— start of DATASET EXTRACT —

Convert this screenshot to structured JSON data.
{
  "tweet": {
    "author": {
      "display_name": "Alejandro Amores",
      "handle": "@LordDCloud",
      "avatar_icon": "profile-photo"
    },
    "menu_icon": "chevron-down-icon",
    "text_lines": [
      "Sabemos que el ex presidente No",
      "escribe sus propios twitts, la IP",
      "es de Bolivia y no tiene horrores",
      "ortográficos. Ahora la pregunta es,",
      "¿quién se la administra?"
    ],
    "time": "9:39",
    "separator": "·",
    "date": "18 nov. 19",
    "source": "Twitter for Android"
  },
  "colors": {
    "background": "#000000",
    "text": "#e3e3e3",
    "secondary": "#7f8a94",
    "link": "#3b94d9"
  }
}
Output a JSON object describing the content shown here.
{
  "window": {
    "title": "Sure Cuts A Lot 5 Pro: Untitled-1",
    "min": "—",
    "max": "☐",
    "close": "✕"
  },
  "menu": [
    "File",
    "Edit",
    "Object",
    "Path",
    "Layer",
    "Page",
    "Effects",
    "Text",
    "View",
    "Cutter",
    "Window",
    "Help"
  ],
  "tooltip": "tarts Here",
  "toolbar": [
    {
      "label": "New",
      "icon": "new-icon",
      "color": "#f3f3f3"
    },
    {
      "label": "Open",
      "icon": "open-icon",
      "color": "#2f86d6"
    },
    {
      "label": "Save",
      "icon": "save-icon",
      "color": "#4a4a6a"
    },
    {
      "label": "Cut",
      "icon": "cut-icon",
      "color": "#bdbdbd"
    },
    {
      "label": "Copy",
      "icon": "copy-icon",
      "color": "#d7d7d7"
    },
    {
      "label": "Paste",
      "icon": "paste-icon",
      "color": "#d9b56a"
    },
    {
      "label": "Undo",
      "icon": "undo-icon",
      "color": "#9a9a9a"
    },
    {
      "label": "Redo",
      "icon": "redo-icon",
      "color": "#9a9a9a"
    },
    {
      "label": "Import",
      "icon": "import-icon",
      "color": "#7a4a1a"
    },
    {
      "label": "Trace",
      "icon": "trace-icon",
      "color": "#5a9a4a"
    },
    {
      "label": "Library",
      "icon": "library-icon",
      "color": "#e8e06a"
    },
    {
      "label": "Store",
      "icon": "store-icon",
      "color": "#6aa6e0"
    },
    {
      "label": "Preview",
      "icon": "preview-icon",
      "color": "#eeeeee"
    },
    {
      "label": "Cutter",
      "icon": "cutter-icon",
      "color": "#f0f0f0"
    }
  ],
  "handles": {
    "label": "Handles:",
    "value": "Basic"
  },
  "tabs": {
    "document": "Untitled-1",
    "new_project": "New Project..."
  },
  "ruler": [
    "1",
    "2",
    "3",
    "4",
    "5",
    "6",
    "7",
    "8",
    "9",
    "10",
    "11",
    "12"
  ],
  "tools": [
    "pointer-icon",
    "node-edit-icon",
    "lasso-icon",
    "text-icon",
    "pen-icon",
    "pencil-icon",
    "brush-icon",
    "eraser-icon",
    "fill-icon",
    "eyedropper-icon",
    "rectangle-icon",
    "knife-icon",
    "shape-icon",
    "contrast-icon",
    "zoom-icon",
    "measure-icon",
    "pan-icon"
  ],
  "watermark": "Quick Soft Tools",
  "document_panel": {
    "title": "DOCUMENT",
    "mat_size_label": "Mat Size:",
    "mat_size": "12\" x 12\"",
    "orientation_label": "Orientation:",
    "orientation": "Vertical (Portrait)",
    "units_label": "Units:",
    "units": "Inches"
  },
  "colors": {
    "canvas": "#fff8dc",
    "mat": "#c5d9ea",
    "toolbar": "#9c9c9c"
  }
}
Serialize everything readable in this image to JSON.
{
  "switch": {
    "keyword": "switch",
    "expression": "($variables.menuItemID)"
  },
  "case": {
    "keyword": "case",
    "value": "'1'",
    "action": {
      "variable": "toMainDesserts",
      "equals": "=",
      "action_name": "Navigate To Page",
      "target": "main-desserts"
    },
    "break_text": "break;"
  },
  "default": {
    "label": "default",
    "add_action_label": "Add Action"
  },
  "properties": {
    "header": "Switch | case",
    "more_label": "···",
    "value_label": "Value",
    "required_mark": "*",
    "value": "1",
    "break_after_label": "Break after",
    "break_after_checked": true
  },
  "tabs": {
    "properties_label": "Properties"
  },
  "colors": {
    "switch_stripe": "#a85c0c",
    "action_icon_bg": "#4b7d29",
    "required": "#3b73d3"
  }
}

— end of DATASET EXTRACT —

* TASK BRIEF *
In the entries above, find every line holding the word "Untitled" and copy it out.

* SOLVED PROBLEM *
    "title": "Sure Cuts A Lot 5 Pro: Untitled-1",
    "document": "Untitled-1",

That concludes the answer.